● **Stored records**
□ □ □ □ □ □ □

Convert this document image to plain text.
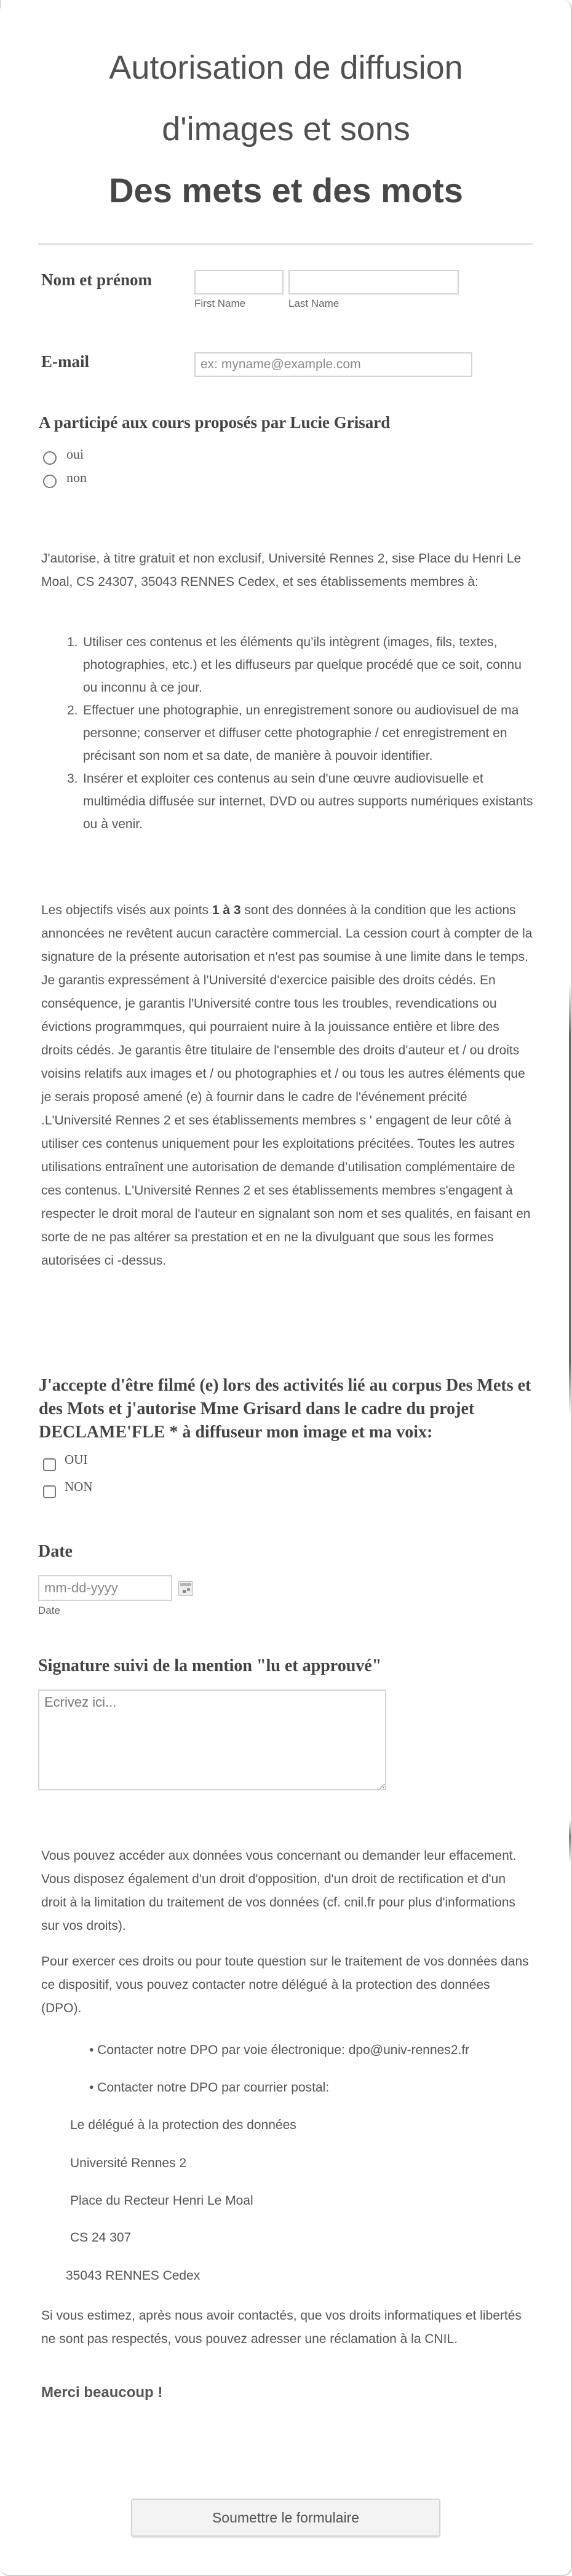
Autorisation de diffusion
d'images et sons
Des mets et des mots
Nom et prénom
First Name	Last Name
E-mail
ex: myname@example.com
A participé aux cours proposés par Lucie Grisard
oui
non
J'autorise, à titre gratuit et non exclusif, Université Rennes 2, sise Place du Henri Le Moal, CS 24307, 35043 RENNES Cedex, et ses établissements membres à:
1. Utiliser ces contenus et les éléments qu’ils intègrent (images, fils, textes, photographies, etc.) et les diffuseurs par quelque procédé que ce soit, connu ou inconnu à ce jour.
2. Effectuer une photographie, un enregistrement sonore ou audiovisuel de ma personne; conserver et diffuser cette photographie / cet enregistrement en précisant son nom et sa date, de manière à pouvoir identifier.
3. Insérer et exploiter ces contenus au sein d'une œuvre audiovisuelle et multimédia diffusée sur internet, DVD ou autres supports numériques existants ou à venir.
Les objectifs visés aux points 1 à 3 sont des données à la condition que les actions annoncées ne revêtent aucun caractère commercial. La cession court à compter de la signature de la présente autorisation et n'est pas soumise à une limite dans le temps. Je garantis expressément à l'Université d'exercice paisible des droits cédés. En conséquence, je garantis l'Université contre tous les troubles, revendications ou évictions programmques, qui pourraient nuire à la jouissance entière et libre des droits cédés. Je garantis être titulaire de l'ensemble des droits d'auteur et / ou droits voisins relatifs aux images et / ou photographies et / ou tous les autres éléments que je serais proposé amené (e) à fournir dans le cadre de l'événement précité .L'Université Rennes 2 et ses établissements membres s ' engagent de leur côté à utiliser ces contenus uniquement pour les exploitations précitées. Toutes les autres utilisations entraînent une autorisation de demande d’utilisation complémentaire de ces contenus. L'Université Rennes 2 et ses établissements membres s'engagent à respecter le droit moral de l'auteur en signalant son nom et ses qualités, en faisant en sorte de ne pas altérer sa prestation et en ne la divulguant que sous les formes autorisées ci -dessus.
J'accepte d'être filmé (e) lors des activités lié au corpus Des Mets et des Mots et j'autorise Mme Grisard dans le cadre du projet DECLAME'FLE * à diffuseur mon image et ma voix:
OUI
NON
Date
mm-dd-yyyy
Date
Signature suivi de la mention "lu et approuvé"
Ecrivez ici...
Vous pouvez accéder aux données vous concernant ou demander leur effacement. Vous disposez également d'un droit d'opposition, d'un droit de rectification et d'un droit à la limitation du traitement de vos données (cf. cnil.fr pour plus d'informations sur vos droits).
Pour exercer ces droits ou pour toute question sur le traitement de vos données dans ce dispositif, vous pouvez contacter notre délégué à la protection des données (DPO).
• Contacter notre DPO par voie électronique: dpo@univ-rennes2.fr
• Contacter notre DPO par courrier postal:
Le délégué à la protection des données
Université Rennes 2
Place du Recteur Henri Le Moal
CS 24 307
35043 RENNES Cedex
Si vous estimez, après nous avoir contactés, que vos droits informatiques et libertés ne sont pas respectés, vous pouvez adresser une réclamation à la CNIL.
Merci beaucoup !
Soumettre le formulaire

□ □ □ □ □ □ □

● **AIM**
Go through the entries above and print each one exactly, minus the pictures.

● **COMPLETE RESPONSE**
Convert this document image to plain text.
Autorisation de diffusion
d'images et sons
Des mets et des mots
Nom et prénom
First Name	Last Name
E-mail
ex: myname@example.com
A participé aux cours proposés par Lucie Grisard
oui
non
J'autorise, à titre gratuit et non exclusif, Université Rennes 2, sise Place du Henri Le Moal, CS 24307, 35043 RENNES Cedex, et ses établissements membres à:
1. Utiliser ces contenus et les éléments qu’ils intègrent (images, fils, textes, photographies, etc.) et les diffuseurs par quelque procédé que ce soit, connu ou inconnu à ce jour.
2. Effectuer une photographie, un enregistrement sonore ou audiovisuel de ma personne; conserver et diffuser cette photographie / cet enregistrement en précisant son nom et sa date, de manière à pouvoir identifier.
3. Insérer et exploiter ces contenus au sein d'une œuvre audiovisuelle et multimédia diffusée sur internet, DVD ou autres supports numériques existants ou à venir.
Les objectifs visés aux points 1 à 3 sont des données à la condition que les actions annoncées ne revêtent aucun caractère commercial. La cession court à compter de la signature de la présente autorisation et n'est pas soumise à une limite dans le temps. Je garantis expressément à l'Université d'exercice paisible des droits cédés. En conséquence, je garantis l'Université contre tous les troubles, revendications ou évictions programmques, qui pourraient nuire à la jouissance entière et libre des droits cédés. Je garantis être titulaire de l'ensemble des droits d'auteur et / ou droits voisins relatifs aux images et / ou photographies et / ou tous les autres éléments que je serais proposé amené (e) à fournir dans le cadre de l'événement précité .L'Université Rennes 2 et ses établissements membres s ' engagent de leur côté à utiliser ces contenus uniquement pour les exploitations précitées. Toutes les autres utilisations entraînent une autorisation de demande d’utilisation complémentaire de ces contenus. L'Université Rennes 2 et ses établissements membres s'engagent à respecter le droit moral de l'auteur en signalant son nom et ses qualités, en faisant en sorte de ne pas altérer sa prestation et en ne la divulguant que sous les formes autorisées ci -dessus.
J'accepte d'être filmé (e) lors des activités lié au corpus Des Mets et des Mots et j'autorise Mme Grisard dans le cadre du projet DECLAME'FLE * à diffuseur mon image et ma voix:
OUI
NON
Date
mm-dd-yyyy
Date
Signature suivi de la mention "lu et approuvé"
Ecrivez ici...
Vous pouvez accéder aux données vous concernant ou demander leur effacement. Vous disposez également d'un droit d'opposition, d'un droit de rectification et d'un droit à la limitation du traitement de vos données (cf. cnil.fr pour plus d'informations sur vos droits).
Pour exercer ces droits ou pour toute question sur le traitement de vos données dans ce dispositif, vous pouvez contacter notre délégué à la protection des données (DPO).
• Contacter notre DPO par voie électronique: dpo@univ-rennes2.fr
• Contacter notre DPO par courrier postal:
Le délégué à la protection des données
Université Rennes 2
Place du Recteur Henri Le Moal
CS 24 307
35043 RENNES Cedex
Si vous estimez, après nous avoir contactés, que vos droits informatiques et libertés ne sont pas respectés, vous pouvez adresser une réclamation à la CNIL.
Merci beaucoup !
Soumettre le formulaire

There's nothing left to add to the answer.